# DIRECTIVE
Skip every picture and transcribe the remaining material exactly.
####
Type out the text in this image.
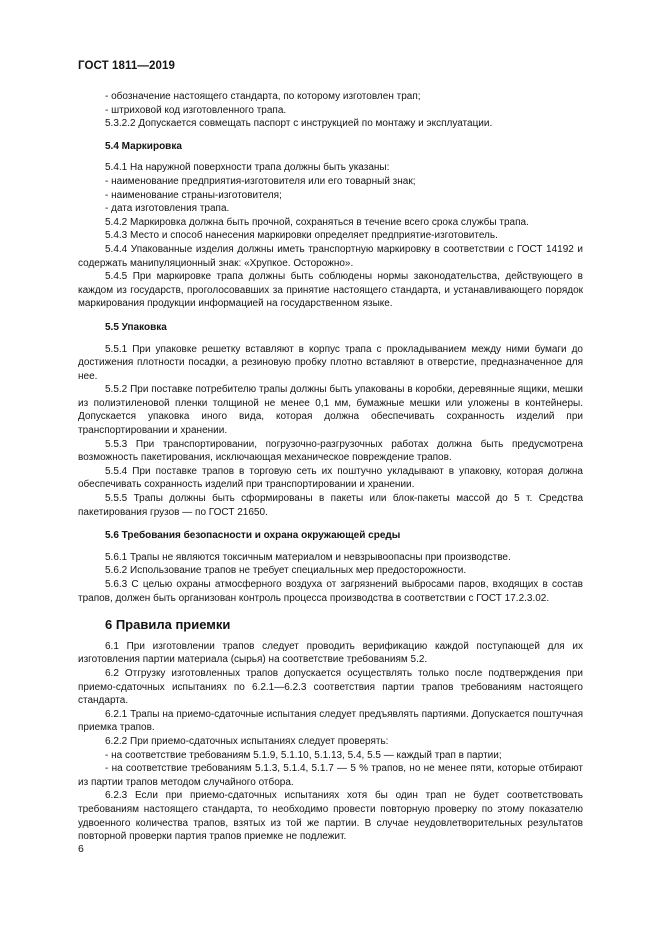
ГОСТ 1811—2019

- обозначение настоящего стандарта, по которому изготовлен трап;

- штриховой код изготовленного трапа.

5.3.2.2 Допускается совмещать паспорт с инструкцией по монтажу и эксплуатации.

5.4 Маркировка

5.4.1 На наружной поверхности трапа должны быть указаны:

- наименование предприятия-изготовителя или его товарный знак;

- наименование страны-изготовителя;

- дата изготовления трапа.

5.4.2 Маркировка должна быть прочной, сохраняться в течение всего срока службы трапа.

5.4.3 Место и способ нанесения маркировки определяет предприятие-изготовитель.

5.4.4 Упакованные изделия должны иметь транспортную маркировку в соответствии с ГОСТ 14192 и содержать манипуляционный знак: «Хрупкое. Осторожно».

5.4.5 При маркировке трапа должны быть соблюдены нормы законодательства, действующего в каждом из государств, проголосовавших за принятие настоящего стандарта, и устанавливающего порядок маркирования продукции информацией на государственном языке.

5.5 Упаковка

5.5.1 При упаковке решетку вставляют в корпус трапа с прокладыванием между ними бумаги до достижения плотности посадки, а резиновую пробку плотно вставляют в отверстие, предназначенное для нее.

5.5.2 При поставке потребителю трапы должны быть упакованы в коробки, деревянные ящики, мешки из полиэтиленовой пленки толщиной не менее 0,1 мм, бумажные мешки или уложены в контейнеры. Допускается упаковка иного вида, которая должна обеспечивать сохранность изделий при транспортировании и хранении.

5.5.3 При транспортировании, погрузочно-разгрузочных работах должна быть предусмотрена возможность пакетирования, исключающая механическое повреждение трапов.

5.5.4 При поставке трапов в торговую сеть их поштучно укладывают в упаковку, которая должна обеспечивать сохранность изделий при транспортировании и хранении.

5.5.5 Трапы должны быть сформированы в пакеты или блок-пакеты массой до 5 т. Средства пакетирования грузов — по ГОСТ 21650.

5.6 Требования безопасности и охрана окружающей среды

5.6.1 Трапы не являются токсичным материалом и невзрывоопасны при производстве.

5.6.2 Использование трапов не требует специальных мер предосторожности.

5.6.3 С целью охраны атмосферного воздуха от загрязнений выбросами паров, входящих в состав трапов, должен быть организован контроль процесса производства в соответствии с ГОСТ 17.2.3.02.

6 Правила приемки

6.1 При изготовлении трапов следует проводить верификацию каждой поступающей для их изготовления партии материала (сырья) на соответствие требованиям 5.2.

6.2 Отгрузку изготовленных трапов допускается осуществлять только после подтверждения при приемо-сдаточных испытаниях по 6.2.1—6.2.3 соответствия партии трапов требованиям настоящего стандарта.

6.2.1 Трапы на приемо-сдаточные испытания следует предъявлять партиями. Допускается поштучная приемка трапов.

6.2.2 При приемо-сдаточных испытаниях следует проверять:

- на соответствие требованиям 5.1.9, 5.1.10, 5.1.13, 5.4, 5.5 — каждый трап в партии;

- на соответствие требованиям 5.1.3, 5.1.4, 5.1.7 — 5 % трапов, но не менее пяти, которые отбирают из партии трапов методом случайного отбора.

6.2.3 Если при приемо-сдаточных испытаниях хотя бы один трап не будет соответствовать требованиям настоящего стандарта, то необходимо провести повторную проверку по этому показателю удвоенного количества трапов, взятых из той же партии. В случае неудовлетворительных результатов повторной проверки партия трапов приемке не подлежит.

6
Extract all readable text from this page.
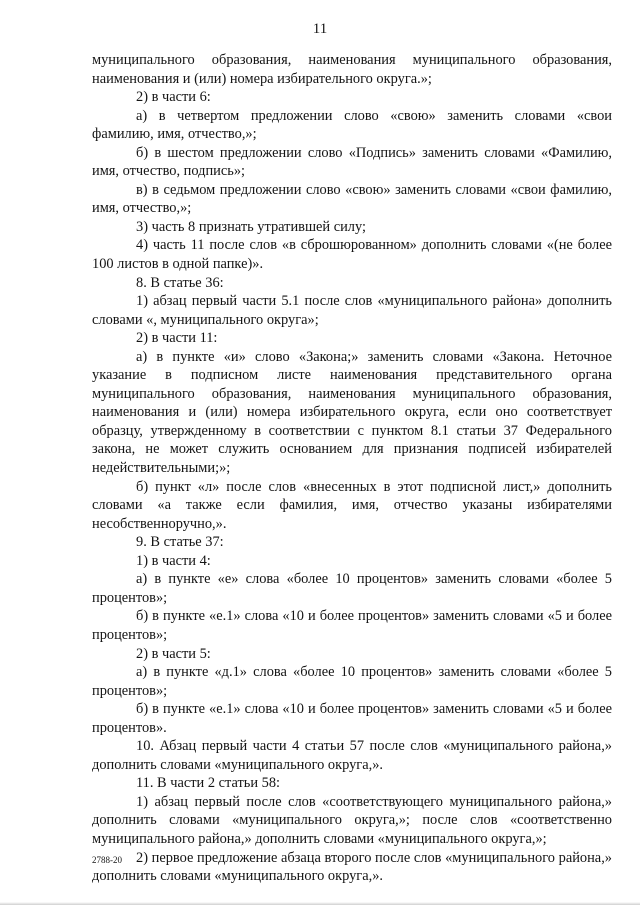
11

муниципального образования, наименования муниципального образования, наименования и (или) номера избирательного округа.»;

2) в части 6:

а) в четвертом предложении слово «свою» заменить словами «свои фамилию, имя, отчество,»;

б) в шестом предложении слово «Подпись» заменить словами «Фамилию, имя, отчество, подпись»;

в) в седьмом предложении слово «свою» заменить словами «свои фамилию, имя, отчество,»;

3) часть 8 признать утратившей силу;

4) часть 11 после слов «в сброшюрованном» дополнить словами «(не более 100 листов в одной папке)».

8. В статье 36:

1) абзац первый части 5.1 после слов «муниципального района» дополнить словами «, муниципального округа»;

2) в части 11:

а) в пункте «и» слово «Закона;» заменить словами «Закона. Неточное указание в подписном листе наименования представительного органа муниципального образования, наименования муниципального образования, наименования и (или) номера избирательного округа, если оно соответствует образцу, утвержденному в соответствии с пунктом 8.1 статьи 37 Федерального закона, не может служить основанием для признания подписей избирателей недействительными;»;

б) пункт «л» после слов «внесенных в этот подписной лист,» дополнить словами «а также если фамилия, имя, отчество указаны избирателями несобственноручно,».

9. В статье 37:

1) в части 4:

а) в пункте «е» слова «более 10 процентов» заменить словами «более 5 процентов»;

б) в пункте «е.1» слова «10 и более процентов» заменить словами «5 и более процентов»;

2) в части 5:

а) в пункте «д.1» слова «более 10 процентов» заменить словами «более 5 процентов»;

б) в пункте «е.1» слова «10 и более процентов» заменить словами «5 и более процентов».

10. Абзац первый части 4 статьи 57 после слов «муниципального района,» дополнить словами «муниципального округа,».

11. В части 2 статьи 58:

1) абзац первый после слов «соответствующего муниципального района,» дополнить словами «муниципального округа,»; после слов «соответственно муниципального района,» дополнить словами «муниципального округа,»;

2) первое предложение абзаца второго после слов «муниципального района,» дополнить словами «муниципального округа,».

2788-20
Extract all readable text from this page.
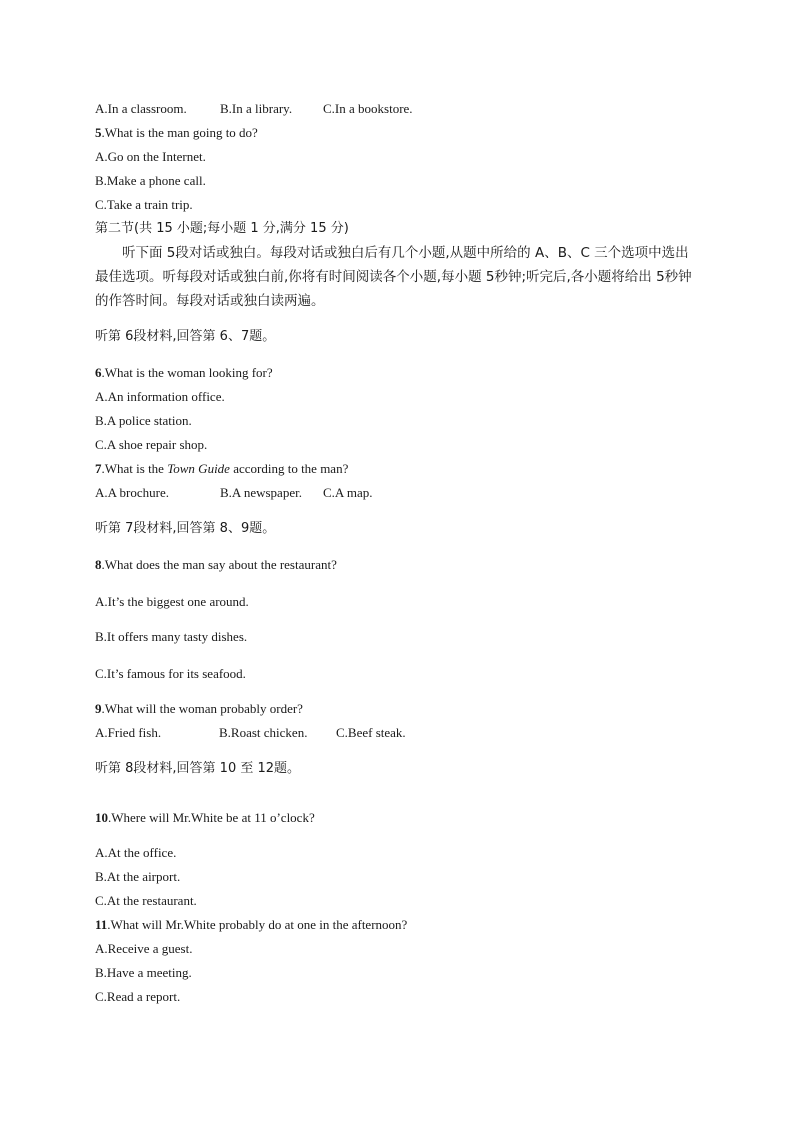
A.In a classroom.	B.In a library. C.In a bookstore.
5.What is the man going to do?
A.Go on the Internet.
B.Make a phone call.
C.Take a train trip.
第二节(共 15 小题;每小题 1 分,满分 15 分)
听下面 5段对话或独白。每段对话或独白后有几个小题,从题中所给的 A、B、C 三个选项中选出最佳选项。听每段对话或独白前,你将有时间阅读各个小题,每小题 5秒钟;听完后,各小题将给出 5秒钟的作答时间。每段对话或独白读两遍。
听第 6段材料,回答第 6、7题。
6.What is the woman looking for?
A.An information office.
B.A police station.
C.A shoe repair shop.
7.What is the Town Guide according to the man?
A.A brochure.	B.A newspaper. C.A map.
听第 7段材料,回答第 8、9题。
8.What does the man say about the restaurant?
A.It’s the biggest one around.
B.It offers many tasty dishes.
C.It’s famous for its seafood.
9.What will the woman probably order?
A.Fried fish.	B.Roast chicken. C.Beef steak.
听第 8段材料,回答第 10 至 12题。
10.Where will Mr.White be at 11 o’clock?
A.At the office.
B.At the airport.
C.At the restaurant.
11.What will Mr.White probably do at one in the afternoon?
A.Receive a guest.
B.Have a meeting.
C.Read a report.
####
# THE SOLUTION
Type out the text in this image.
ГОСТ 1811—2019

- обозначение настоящего стандарта, по которому изготовлен трап;

- штриховой код изготовленного трапа.

5.3.2.2 Допускается совмещать паспорт с инструкцией по монтажу и эксплуатации.

5.4 Маркировка

5.4.1 На наружной поверхности трапа должны быть указаны:

- наименование предприятия-изготовителя или его товарный знак;

- наименование страны-изготовителя;

- дата изготовления трапа.

5.4.2 Маркировка должна быть прочной, сохраняться в течение всего срока службы трапа.

5.4.3 Место и способ нанесения маркировки определяет предприятие-изготовитель.

5.4.4 Упакованные изделия должны иметь транспортную маркировку в соответствии с ГОСТ 14192 и содержать манипуляционный знак: «Хрупкое. Осторожно».

5.4.5 При маркировке трапа должны быть соблюдены нормы законодательства, действующего в каждом из государств, проголосовавших за принятие настоящего стандарта, и устанавливающего порядок маркирования продукции информацией на государственном языке.

5.5 Упаковка

5.5.1 При упаковке решетку вставляют в корпус трапа с прокладыванием между ними бумаги до достижения плотности посадки, а резиновую пробку плотно вставляют в отверстие, предназначенное для нее.

5.5.2 При поставке потребителю трапы должны быть упакованы в коробки, деревянные ящики, мешки из полиэтиленовой пленки толщиной не менее 0,1 мм, бумажные мешки или уложены в контейнеры. Допускается упаковка иного вида, которая должна обеспечивать сохранность изделий при транспортировании и хранении.

5.5.3 При транспортировании, погрузочно-разгрузочных работах должна быть предусмотрена возможность пакетирования, исключающая механическое повреждение трапов.

5.5.4 При поставке трапов в торговую сеть их поштучно укладывают в упаковку, которая должна обеспечивать сохранность изделий при транспортировании и хранении.

5.5.5 Трапы должны быть сформированы в пакеты или блок-пакеты массой до 5 т. Средства пакетирования грузов — по ГОСТ 21650.

5.6 Требования безопасности и охрана окружающей среды

5.6.1 Трапы не являются токсичным материалом и невзрывоопасны при производстве.

5.6.2 Использование трапов не требует специальных мер предосторожности.

5.6.3 С целью охраны атмосферного воздуха от загрязнений выбросами паров, входящих в состав трапов, должен быть организован контроль процесса производства в соответствии с ГОСТ 17.2.3.02.

6 Правила приемки

6.1 При изготовлении трапов следует проводить верификацию каждой поступающей для их изготовления партии материала (сырья) на соответствие требованиям 5.2.

6.2 Отгрузку изготовленных трапов допускается осуществлять только после подтверждения при приемо-сдаточных испытаниях по 6.2.1—6.2.3 соответствия партии трапов требованиям настоящего стандарта.

6.2.1 Трапы на приемо-сдаточные испытания следует предъявлять партиями. Допускается поштучная приемка трапов.

6.2.2 При приемо-сдаточных испытаниях следует проверять:

- на соответствие требованиям 5.1.9, 5.1.10, 5.1.13, 5.4, 5.5 — каждый трап в партии;

- на соответствие требованиям 5.1.3, 5.1.4, 5.1.7 — 5 % трапов, но не менее пяти, которые отбирают из партии трапов методом случайного отбора.

6.2.3 Если при приемо-сдаточных испытаниях хотя бы один трап не будет соответствовать требованиям настоящего стандарта, то необходимо провести повторную проверку по этому показателю удвоенного количества трапов, взятых из той же партии. В случае неудовлетворительных результатов повторной проверки партия трапов приемке не подлежит.

6
Extract all readable text from this page.
11

муниципального образования, наименования муниципального образования, наименования и (или) номера избирательного округа.»;

2) в части 6:

а) в четвертом предложении слово «свою» заменить словами «свои фамилию, имя, отчество,»;

б) в шестом предложении слово «Подпись» заменить словами «Фамилию, имя, отчество, подпись»;

в) в седьмом предложении слово «свою» заменить словами «свои фамилию, имя, отчество,»;

3) часть 8 признать утратившей силу;

4) часть 11 после слов «в сброшюрованном» дополнить словами «(не более 100 листов в одной папке)».

8. В статье 36:

1) абзац первый части 5.1 после слов «муниципального района» дополнить словами «, муниципального округа»;

2) в части 11:

а) в пункте «и» слово «Закона;» заменить словами «Закона. Неточное указание в подписном листе наименования представительного органа муниципального образования, наименования муниципального образования, наименования и (или) номера избирательного округа, если оно соответствует образцу, утвержденному в соответствии с пунктом 8.1 статьи 37 Федерального закона, не может служить основанием для признания подписей избирателей недействительными;»;

б) пункт «л» после слов «внесенных в этот подписной лист,» дополнить словами «а также если фамилия, имя, отчество указаны избирателями несобственноручно,».

9. В статье 37:

1) в части 4:

а) в пункте «е» слова «более 10 процентов» заменить словами «более 5 процентов»;

б) в пункте «е.1» слова «10 и более процентов» заменить словами «5 и более процентов»;

2) в части 5:

а) в пункте «д.1» слова «более 10 процентов» заменить словами «более 5 процентов»;

б) в пункте «е.1» слова «10 и более процентов» заменить словами «5 и более процентов».

10. Абзац первый части 4 статьи 57 после слов «муниципального района,» дополнить словами «муниципального округа,».

11. В части 2 статьи 58:

1) абзац первый после слов «соответствующего муниципального района,» дополнить словами «муниципального округа,»; после слов «соответственно муниципального района,» дополнить словами «муниципального округа,»;

2) первое предложение абзаца второго после слов «муниципального района,» дополнить словами «муниципального округа,».

2788-20
Extract all readable text from this page.
A.In a classroom.	B.In a library. C.In a bookstore.
5.What is the man going to do?
A.Go on the Internet.
B.Make a phone call.
C.Take a train trip.
第二节(共 15 小题;每小题 1 分,满分 15 分)
听下面 5段对话或独白。每段对话或独白后有几个小题,从题中所给的 A、B、C 三个选项中选出最佳选项。听每段对话或独白前,你将有时间阅读各个小题,每小题 5秒钟;听完后,各小题将给出 5秒钟的作答时间。每段对话或独白读两遍。
听第 6段材料,回答第 6、7题。
6.What is the woman looking for?
A.An information office.
B.A police station.
C.A shoe repair shop.
7.What is the Town Guide according to the man?
A.A brochure.	B.A newspaper. C.A map.
听第 7段材料,回答第 8、9题。
8.What does the man say about the restaurant?
A.It’s the biggest one around.
B.It offers many tasty dishes.
C.It’s famous for its seafood.
9.What will the woman probably order?
A.Fried fish.	B.Roast chicken. C.Beef steak.
听第 8段材料,回答第 10 至 12题。
10.Where will Mr.White be at 11 o’clock?
A.At the office.
B.At the airport.
C.At the restaurant.
11.What will Mr.White probably do at one in the afternoon?
A.Receive a guest.
B.Have a meeting.
C.Read a report.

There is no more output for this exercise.